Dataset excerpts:

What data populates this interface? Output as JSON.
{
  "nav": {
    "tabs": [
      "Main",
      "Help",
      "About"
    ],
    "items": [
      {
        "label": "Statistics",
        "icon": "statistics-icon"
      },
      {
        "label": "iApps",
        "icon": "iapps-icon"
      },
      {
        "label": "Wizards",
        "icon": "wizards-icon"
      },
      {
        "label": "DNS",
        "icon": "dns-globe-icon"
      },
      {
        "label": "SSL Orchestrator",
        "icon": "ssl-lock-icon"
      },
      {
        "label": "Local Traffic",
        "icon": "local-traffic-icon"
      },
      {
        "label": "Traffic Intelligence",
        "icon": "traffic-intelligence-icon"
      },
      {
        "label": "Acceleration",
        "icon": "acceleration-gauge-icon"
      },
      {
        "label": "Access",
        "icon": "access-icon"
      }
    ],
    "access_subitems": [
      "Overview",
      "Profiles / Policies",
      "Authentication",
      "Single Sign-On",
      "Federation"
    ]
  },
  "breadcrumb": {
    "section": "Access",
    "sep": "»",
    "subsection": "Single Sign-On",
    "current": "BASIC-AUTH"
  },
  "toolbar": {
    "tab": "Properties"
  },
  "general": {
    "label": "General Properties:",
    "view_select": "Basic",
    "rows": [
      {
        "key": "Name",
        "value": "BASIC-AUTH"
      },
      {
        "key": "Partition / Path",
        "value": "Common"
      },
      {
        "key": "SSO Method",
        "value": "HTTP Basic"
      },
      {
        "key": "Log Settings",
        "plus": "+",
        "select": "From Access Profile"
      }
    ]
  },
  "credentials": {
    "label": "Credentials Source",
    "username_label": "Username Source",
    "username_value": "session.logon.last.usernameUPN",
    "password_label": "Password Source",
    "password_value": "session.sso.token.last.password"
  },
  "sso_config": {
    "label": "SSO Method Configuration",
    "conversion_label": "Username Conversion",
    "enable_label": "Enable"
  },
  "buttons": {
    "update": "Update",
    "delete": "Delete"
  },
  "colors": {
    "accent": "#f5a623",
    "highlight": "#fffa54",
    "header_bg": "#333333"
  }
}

What to produce
Retype each record exactly, leaving nothing out.

Task response
What data populates this interface? Output as JSON.
{
  "nav": {
    "tabs": [
      "Main",
      "Help",
      "About"
    ],
    "items": [
      {
        "label": "Statistics",
        "icon": "statistics-icon"
      },
      {
        "label": "iApps",
        "icon": "iapps-icon"
      },
      {
        "label": "Wizards",
        "icon": "wizards-icon"
      },
      {
        "label": "DNS",
        "icon": "dns-globe-icon"
      },
      {
        "label": "SSL Orchestrator",
        "icon": "ssl-lock-icon"
      },
      {
        "label": "Local Traffic",
        "icon": "local-traffic-icon"
      },
      {
        "label": "Traffic Intelligence",
        "icon": "traffic-intelligence-icon"
      },
      {
        "label": "Acceleration",
        "icon": "acceleration-gauge-icon"
      },
      {
        "label": "Access",
        "icon": "access-icon"
      }
    ],
    "access_subitems": [
      "Overview",
      "Profiles / Policies",
      "Authentication",
      "Single Sign-On",
      "Federation"
    ]
  },
  "breadcrumb": {
    "section": "Access",
    "sep": "»",
    "subsection": "Single Sign-On",
    "current": "BASIC-AUTH"
  },
  "toolbar": {
    "tab": "Properties"
  },
  "general": {
    "label": "General Properties:",
    "view_select": "Basic",
    "rows": [
      {
        "key": "Name",
        "value": "BASIC-AUTH"
      },
      {
        "key": "Partition / Path",
        "value": "Common"
      },
      {
        "key": "SSO Method",
        "value": "HTTP Basic"
      },
      {
        "key": "Log Settings",
        "plus": "+",
        "select": "From Access Profile"
      }
    ]
  },
  "credentials": {
    "label": "Credentials Source",
    "username_label": "Username Source",
    "username_value": "session.logon.last.usernameUPN",
    "password_label": "Password Source",
    "password_value": "session.sso.token.last.password"
  },
  "sso_config": {
    "label": "SSO Method Configuration",
    "conversion_label": "Username Conversion",
    "enable_label": "Enable"
  },
  "buttons": {
    "update": "Update",
    "delete": "Delete"
  },
  "colors": {
    "accent": "#f5a623",
    "highlight": "#fffa54",
    "header_bg": "#333333"
  }
}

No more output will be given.